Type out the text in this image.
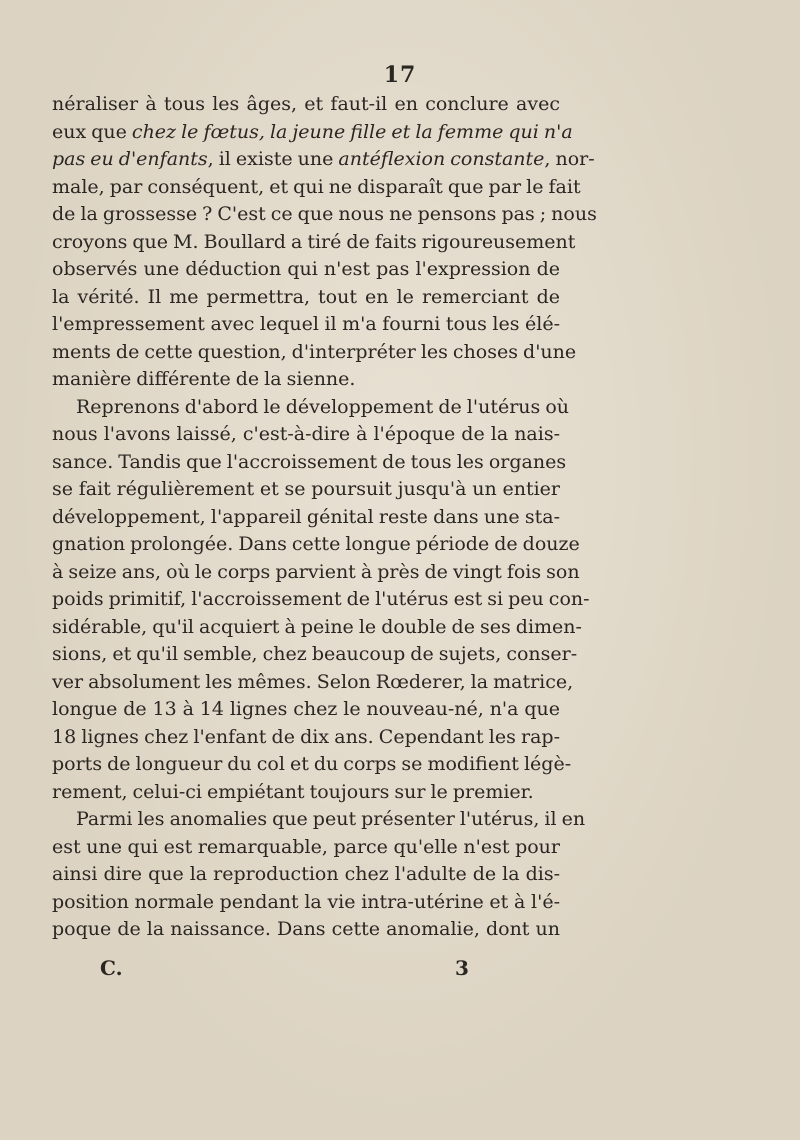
17
néraliser à tous les âges, et faut-il en conclure avec
eux que chez le fœtus, la jeune fille et la femme qui n'a
pas eu d'enfants, il existe une antéflexion constante, nor-
male, par conséquent, et qui ne disparaît que par le fait
de la grossesse ? C'est ce que nous ne pensons pas ; nous
croyons que M. Boullard a tiré de faits rigoureusement
observés une déduction qui n'est pas l'expression de
la vérité. Il me permettra, tout en le remerciant de
l'empressement avec lequel il m'a fourni tous les élé-
ments de cette question, d'interpréter les choses d'une
manière différente de la sienne.
Reprenons d'abord le développement de l'utérus où
nous l'avons laissé, c'est-à-dire à l'époque de la nais-
sance. Tandis que l'accroissement de tous les organes
se fait régulièrement et se poursuit jusqu'à un entier
développement, l'appareil génital reste dans une sta-
gnation prolongée. Dans cette longue période de douze
à seize ans, où le corps parvient à près de vingt fois son
poids primitif, l'accroissement de l'utérus est si peu con-
sidérable, qu'il acquiert à peine le double de ses dimen-
sions, et qu'il semble, chez beaucoup de sujets, conser-
ver absolument les mêmes. Selon Rœderer, la matrice,
longue de 13 à 14 lignes chez le nouveau-né, n'a que
18 lignes chez l'enfant de dix ans. Cependant les rap-
ports de longueur du col et du corps se modifient légè-
rement, celui-ci empiétant toujours sur le premier.
Parmi les anomalies que peut présenter l'utérus, il en
est une qui est remarquable, parce qu'elle n'est pour
ainsi dire que la reproduction chez l'adulte de la dis-
position normale pendant la vie intra-utérine et à l'é-
poque de la naissance. Dans cette anomalie, dont un
C.	3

**YOUR GOAL**. Return all lines of the material above in which the word "développement" occurs.

**RESPONSE**.
Reprenons d'abord le développement de l'utérus où
développement, l'appareil génital reste dans une sta-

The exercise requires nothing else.